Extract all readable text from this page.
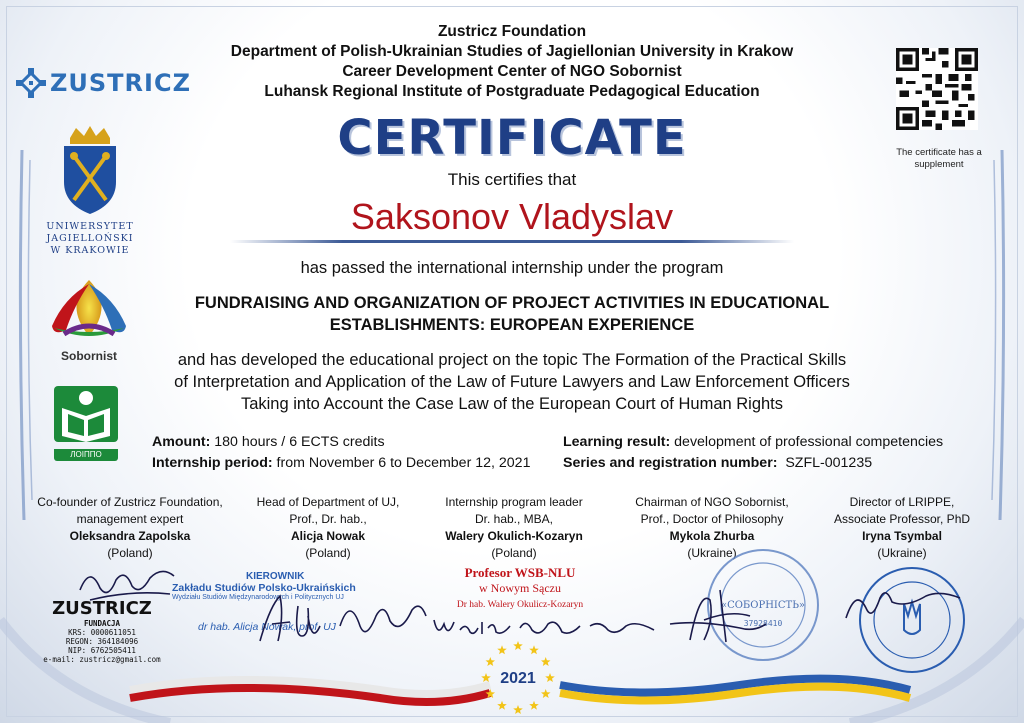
Zustricz Foundation
Department of Polish-Ukrainian Studies of Jagiellonian University in Krakow
Career Development Center of NGO Sobornist
Luhansk Regional Institute of Postgraduate Pedagogical Education
ZUSTRICZ
UNIWERSYTET
JAGIELLOŃSKI
W KRAKOWIE
Sobornist
ЛОІППО
The certificate has a supplement
CERTIFICATE
This certifies that
Saksonov Vladyslav
has passed the international internship under the program
FUNDRAISING AND ORGANIZATION OF PROJECT ACTIVITIES IN EDUCATIONAL
ESTABLISHMENTS: EUROPEAN EXPERIENCE
and has developed the educational project on the topic The Formation of the Practical Skills
of Interpretation and Application of the Law of Future Lawyers and Law Enforcement Officers
Taking into Account the Case Law of the European Court of Human Rights
Amount: 180 hours / 6 ECTS credits
Internship period: from November 6 to December 12, 2021
Learning result: development of professional competencies
Series and registration number: SZFL-001235
Co-founder of Zustricz Foundation,
management expert
Oleksandra Zapolska
(Poland)
Head of Department of UJ,
Prof., Dr. hab.,
Alicja Nowak
(Poland)
Internship program leader
Dr. hab., MBA,
Walery Okulich-Kozaryn
(Poland)
Chairman of NGO Sobornist,
Prof., Doctor of Philosophy
Mykola Zhurba
(Ukraine)
Director of LRIPPE,
Associate Professor, PhD
Iryna Tsymbal
(Ukraine)
ZUSTRICZ
FUNDACJA
KRS: 0000611051
REGON: 364184096
NIP: 6762505411
e-mail: zustricz@gmail.com
KIEROWNIK
Zakładu Studiów Polsko-Ukraińskich
Wydziału Studiów Międzynarodowych i Politycznych UJ
dr hab. Alicja Nowak, prof. UJ
Profesor WSB-NLU
w Nowym Sączu
Dr hab. Walery Okulicz-Kozaryn
2021
«СОБОРНІСТЬ»
37928410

Brief: Copy the records above exactly, leaving out every picture.

Exercise answer:
Extract all readable text from this page.
Zustricz Foundation
Department of Polish-Ukrainian Studies of Jagiellonian University in Krakow
Career Development Center of NGO Sobornist
Luhansk Regional Institute of Postgraduate Pedagogical Education
ZUSTRICZ
UNIWERSYTET
JAGIELLOŃSKI
W KRAKOWIE
Sobornist
ЛОІППО
The certificate has a supplement
CERTIFICATE
This certifies that
Saksonov Vladyslav
has passed the international internship under the program
FUNDRAISING AND ORGANIZATION OF PROJECT ACTIVITIES IN EDUCATIONAL
ESTABLISHMENTS: EUROPEAN EXPERIENCE
and has developed the educational project on the topic The Formation of the Practical Skills
of Interpretation and Application of the Law of Future Lawyers and Law Enforcement Officers
Taking into Account the Case Law of the European Court of Human Rights
Amount: 180 hours / 6 ECTS credits
Internship period: from November 6 to December 12, 2021
Learning result: development of professional competencies
Series and registration number: SZFL-001235
Co-founder of Zustricz Foundation,
management expert
Oleksandra Zapolska
(Poland)
Head of Department of UJ,
Prof., Dr. hab.,
Alicja Nowak
(Poland)
Internship program leader
Dr. hab., MBA,
Walery Okulich-Kozaryn
(Poland)
Chairman of NGO Sobornist,
Prof., Doctor of Philosophy
Mykola Zhurba
(Ukraine)
Director of LRIPPE,
Associate Professor, PhD
Iryna Tsymbal
(Ukraine)
ZUSTRICZ
FUNDACJA
KRS: 0000611051
REGON: 364184096
NIP: 6762505411
e-mail: zustricz@gmail.com
KIEROWNIK
Zakładu Studiów Polsko-Ukraińskich
Wydziału Studiów Międzynarodowych i Politycznych UJ
dr hab. Alicja Nowak, prof. UJ
Profesor WSB-NLU
w Nowym Sączu
Dr hab. Walery Okulicz-Kozaryn
2021
«СОБОРНІСТЬ»
37928410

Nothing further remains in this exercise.